--- What this task involves ---
Set down the material below in full, matching it exactly.

----

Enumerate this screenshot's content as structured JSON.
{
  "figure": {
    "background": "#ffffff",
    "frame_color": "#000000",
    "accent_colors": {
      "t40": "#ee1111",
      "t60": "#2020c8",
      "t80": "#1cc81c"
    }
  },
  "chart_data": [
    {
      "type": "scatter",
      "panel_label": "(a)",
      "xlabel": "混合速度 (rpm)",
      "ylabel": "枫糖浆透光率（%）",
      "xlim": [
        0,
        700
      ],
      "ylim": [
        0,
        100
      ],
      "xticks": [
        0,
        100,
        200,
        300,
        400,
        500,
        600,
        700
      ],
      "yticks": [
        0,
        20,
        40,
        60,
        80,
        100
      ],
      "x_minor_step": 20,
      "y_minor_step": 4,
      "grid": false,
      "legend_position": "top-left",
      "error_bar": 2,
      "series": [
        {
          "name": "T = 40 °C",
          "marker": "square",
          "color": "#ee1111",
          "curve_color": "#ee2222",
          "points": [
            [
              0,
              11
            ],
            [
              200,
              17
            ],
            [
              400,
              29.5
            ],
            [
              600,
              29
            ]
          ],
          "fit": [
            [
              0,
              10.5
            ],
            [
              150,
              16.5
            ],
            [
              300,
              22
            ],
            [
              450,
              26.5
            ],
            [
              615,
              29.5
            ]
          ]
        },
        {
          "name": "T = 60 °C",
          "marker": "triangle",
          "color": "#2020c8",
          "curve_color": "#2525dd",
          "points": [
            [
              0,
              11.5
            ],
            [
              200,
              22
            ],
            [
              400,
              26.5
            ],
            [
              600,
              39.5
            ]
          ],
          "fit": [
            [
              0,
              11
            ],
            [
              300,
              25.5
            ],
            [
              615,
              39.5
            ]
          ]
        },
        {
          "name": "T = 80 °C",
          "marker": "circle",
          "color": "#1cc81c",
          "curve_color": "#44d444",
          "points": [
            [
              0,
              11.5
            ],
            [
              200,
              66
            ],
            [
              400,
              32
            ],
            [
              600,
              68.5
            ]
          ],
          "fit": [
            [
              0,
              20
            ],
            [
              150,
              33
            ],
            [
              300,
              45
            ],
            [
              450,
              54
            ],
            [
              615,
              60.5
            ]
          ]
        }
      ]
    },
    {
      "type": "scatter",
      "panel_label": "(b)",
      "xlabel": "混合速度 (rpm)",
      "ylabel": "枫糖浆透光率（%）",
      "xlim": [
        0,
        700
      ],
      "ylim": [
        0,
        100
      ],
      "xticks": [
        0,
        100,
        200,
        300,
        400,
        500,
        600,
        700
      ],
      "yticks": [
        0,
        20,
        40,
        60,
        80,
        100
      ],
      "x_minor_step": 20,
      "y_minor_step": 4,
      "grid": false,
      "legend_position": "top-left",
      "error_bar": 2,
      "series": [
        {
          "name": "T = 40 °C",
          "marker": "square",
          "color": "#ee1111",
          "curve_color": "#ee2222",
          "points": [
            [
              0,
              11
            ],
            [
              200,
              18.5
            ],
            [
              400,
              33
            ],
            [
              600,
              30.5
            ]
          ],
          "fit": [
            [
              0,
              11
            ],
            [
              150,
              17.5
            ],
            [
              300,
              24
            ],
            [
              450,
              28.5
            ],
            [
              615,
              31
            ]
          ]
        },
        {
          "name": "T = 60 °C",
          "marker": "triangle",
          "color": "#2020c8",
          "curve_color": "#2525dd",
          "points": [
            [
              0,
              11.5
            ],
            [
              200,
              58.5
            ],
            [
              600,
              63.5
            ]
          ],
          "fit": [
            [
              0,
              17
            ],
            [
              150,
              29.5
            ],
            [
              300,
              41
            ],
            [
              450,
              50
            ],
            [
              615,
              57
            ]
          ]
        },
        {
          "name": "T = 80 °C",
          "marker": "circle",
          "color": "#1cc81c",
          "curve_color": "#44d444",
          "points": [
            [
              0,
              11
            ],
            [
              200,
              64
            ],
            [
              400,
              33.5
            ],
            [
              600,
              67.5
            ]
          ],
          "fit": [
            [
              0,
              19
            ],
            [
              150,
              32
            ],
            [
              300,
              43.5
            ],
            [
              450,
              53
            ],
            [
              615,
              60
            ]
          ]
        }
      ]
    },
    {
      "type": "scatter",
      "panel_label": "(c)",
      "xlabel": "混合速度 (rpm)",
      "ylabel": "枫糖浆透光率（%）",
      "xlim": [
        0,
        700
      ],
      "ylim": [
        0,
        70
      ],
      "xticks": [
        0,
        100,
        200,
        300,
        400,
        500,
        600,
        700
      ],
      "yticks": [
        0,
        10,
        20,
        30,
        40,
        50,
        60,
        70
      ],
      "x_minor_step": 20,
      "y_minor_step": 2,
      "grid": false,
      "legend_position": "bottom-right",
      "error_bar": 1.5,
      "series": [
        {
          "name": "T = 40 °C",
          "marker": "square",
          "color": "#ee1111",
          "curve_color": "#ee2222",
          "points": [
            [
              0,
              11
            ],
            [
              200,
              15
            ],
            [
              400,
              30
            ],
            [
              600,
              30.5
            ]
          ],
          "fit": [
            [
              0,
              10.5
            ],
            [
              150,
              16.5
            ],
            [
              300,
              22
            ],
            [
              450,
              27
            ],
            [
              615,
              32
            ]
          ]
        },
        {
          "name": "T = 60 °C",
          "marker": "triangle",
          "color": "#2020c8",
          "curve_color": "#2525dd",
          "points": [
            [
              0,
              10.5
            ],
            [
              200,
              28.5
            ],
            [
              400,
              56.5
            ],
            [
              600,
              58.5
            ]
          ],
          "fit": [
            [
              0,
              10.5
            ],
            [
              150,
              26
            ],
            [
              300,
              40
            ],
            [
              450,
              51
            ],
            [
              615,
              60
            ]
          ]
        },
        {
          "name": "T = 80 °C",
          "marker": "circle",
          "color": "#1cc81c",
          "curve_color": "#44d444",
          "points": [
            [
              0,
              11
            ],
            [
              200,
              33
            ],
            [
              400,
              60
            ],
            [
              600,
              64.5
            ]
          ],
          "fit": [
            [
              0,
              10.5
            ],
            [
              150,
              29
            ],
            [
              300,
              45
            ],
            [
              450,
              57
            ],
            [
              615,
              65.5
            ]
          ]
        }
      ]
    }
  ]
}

----

--- Solution below ---
Enumerate this screenshot's content as structured JSON.
{
  "figure": {
    "background": "#ffffff",
    "frame_color": "#000000",
    "accent_colors": {
      "t40": "#ee1111",
      "t60": "#2020c8",
      "t80": "#1cc81c"
    }
  },
  "chart_data": [
    {
      "type": "scatter",
      "panel_label": "(a)",
      "xlabel": "混合速度 (rpm)",
      "ylabel": "枫糖浆透光率（%）",
      "xlim": [
        0,
        700
      ],
      "ylim": [
        0,
        100
      ],
      "xticks": [
        0,
        100,
        200,
        300,
        400,
        500,
        600,
        700
      ],
      "yticks": [
        0,
        20,
        40,
        60,
        80,
        100
      ],
      "x_minor_step": 20,
      "y_minor_step": 4,
      "grid": false,
      "legend_position": "top-left",
      "error_bar": 2,
      "series": [
        {
          "name": "T = 40 °C",
          "marker": "square",
          "color": "#ee1111",
          "curve_color": "#ee2222",
          "points": [
            [
              0,
              11
            ],
            [
              200,
              17
            ],
            [
              400,
              29.5
            ],
            [
              600,
              29
            ]
          ],
          "fit": [
            [
              0,
              10.5
            ],
            [
              150,
              16.5
            ],
            [
              300,
              22
            ],
            [
              450,
              26.5
            ],
            [
              615,
              29.5
            ]
          ]
        },
        {
          "name": "T = 60 °C",
          "marker": "triangle",
          "color": "#2020c8",
          "curve_color": "#2525dd",
          "points": [
            [
              0,
              11.5
            ],
            [
              200,
              22
            ],
            [
              400,
              26.5
            ],
            [
              600,
              39.5
            ]
          ],
          "fit": [
            [
              0,
              11
            ],
            [
              300,
              25.5
            ],
            [
              615,
              39.5
            ]
          ]
        },
        {
          "name": "T = 80 °C",
          "marker": "circle",
          "color": "#1cc81c",
          "curve_color": "#44d444",
          "points": [
            [
              0,
              11.5
            ],
            [
              200,
              66
            ],
            [
              400,
              32
            ],
            [
              600,
              68.5
            ]
          ],
          "fit": [
            [
              0,
              20
            ],
            [
              150,
              33
            ],
            [
              300,
              45
            ],
            [
              450,
              54
            ],
            [
              615,
              60.5
            ]
          ]
        }
      ]
    },
    {
      "type": "scatter",
      "panel_label": "(b)",
      "xlabel": "混合速度 (rpm)",
      "ylabel": "枫糖浆透光率（%）",
      "xlim": [
        0,
        700
      ],
      "ylim": [
        0,
        100
      ],
      "xticks": [
        0,
        100,
        200,
        300,
        400,
        500,
        600,
        700
      ],
      "yticks": [
        0,
        20,
        40,
        60,
        80,
        100
      ],
      "x_minor_step": 20,
      "y_minor_step": 4,
      "grid": false,
      "legend_position": "top-left",
      "error_bar": 2,
      "series": [
        {
          "name": "T = 40 °C",
          "marker": "square",
          "color": "#ee1111",
          "curve_color": "#ee2222",
          "points": [
            [
              0,
              11
            ],
            [
              200,
              18.5
            ],
            [
              400,
              33
            ],
            [
              600,
              30.5
            ]
          ],
          "fit": [
            [
              0,
              11
            ],
            [
              150,
              17.5
            ],
            [
              300,
              24
            ],
            [
              450,
              28.5
            ],
            [
              615,
              31
            ]
          ]
        },
        {
          "name": "T = 60 °C",
          "marker": "triangle",
          "color": "#2020c8",
          "curve_color": "#2525dd",
          "points": [
            [
              0,
              11.5
            ],
            [
              200,
              58.5
            ],
            [
              600,
              63.5
            ]
          ],
          "fit": [
            [
              0,
              17
            ],
            [
              150,
              29.5
            ],
            [
              300,
              41
            ],
            [
              450,
              50
            ],
            [
              615,
              57
            ]
          ]
        },
        {
          "name": "T = 80 °C",
          "marker": "circle",
          "color": "#1cc81c",
          "curve_color": "#44d444",
          "points": [
            [
              0,
              11
            ],
            [
              200,
              64
            ],
            [
              400,
              33.5
            ],
            [
              600,
              67.5
            ]
          ],
          "fit": [
            [
              0,
              19
            ],
            [
              150,
              32
            ],
            [
              300,
              43.5
            ],
            [
              450,
              53
            ],
            [
              615,
              60
            ]
          ]
        }
      ]
    },
    {
      "type": "scatter",
      "panel_label": "(c)",
      "xlabel": "混合速度 (rpm)",
      "ylabel": "枫糖浆透光率（%）",
      "xlim": [
        0,
        700
      ],
      "ylim": [
        0,
        70
      ],
      "xticks": [
        0,
        100,
        200,
        300,
        400,
        500,
        600,
        700
      ],
      "yticks": [
        0,
        10,
        20,
        30,
        40,
        50,
        60,
        70
      ],
      "x_minor_step": 20,
      "y_minor_step": 2,
      "grid": false,
      "legend_position": "bottom-right",
      "error_bar": 1.5,
      "series": [
        {
          "name": "T = 40 °C",
          "marker": "square",
          "color": "#ee1111",
          "curve_color": "#ee2222",
          "points": [
            [
              0,
              11
            ],
            [
              200,
              15
            ],
            [
              400,
              30
            ],
            [
              600,
              30.5
            ]
          ],
          "fit": [
            [
              0,
              10.5
            ],
            [
              150,
              16.5
            ],
            [
              300,
              22
            ],
            [
              450,
              27
            ],
            [
              615,
              32
            ]
          ]
        },
        {
          "name": "T = 60 °C",
          "marker": "triangle",
          "color": "#2020c8",
          "curve_color": "#2525dd",
          "points": [
            [
              0,
              10.5
            ],
            [
              200,
              28.5
            ],
            [
              400,
              56.5
            ],
            [
              600,
              58.5
            ]
          ],
          "fit": [
            [
              0,
              10.5
            ],
            [
              150,
              26
            ],
            [
              300,
              40
            ],
            [
              450,
              51
            ],
            [
              615,
              60
            ]
          ]
        },
        {
          "name": "T = 80 °C",
          "marker": "circle",
          "color": "#1cc81c",
          "curve_color": "#44d444",
          "points": [
            [
              0,
              11
            ],
            [
              200,
              33
            ],
            [
              400,
              60
            ],
            [
              600,
              64.5
            ]
          ],
          "fit": [
            [
              0,
              10.5
            ],
            [
              150,
              29
            ],
            [
              300,
              45
            ],
            [
              450,
              57
            ],
            [
              615,
              65.5
            ]
          ]
        }
      ]
    }
  ]
}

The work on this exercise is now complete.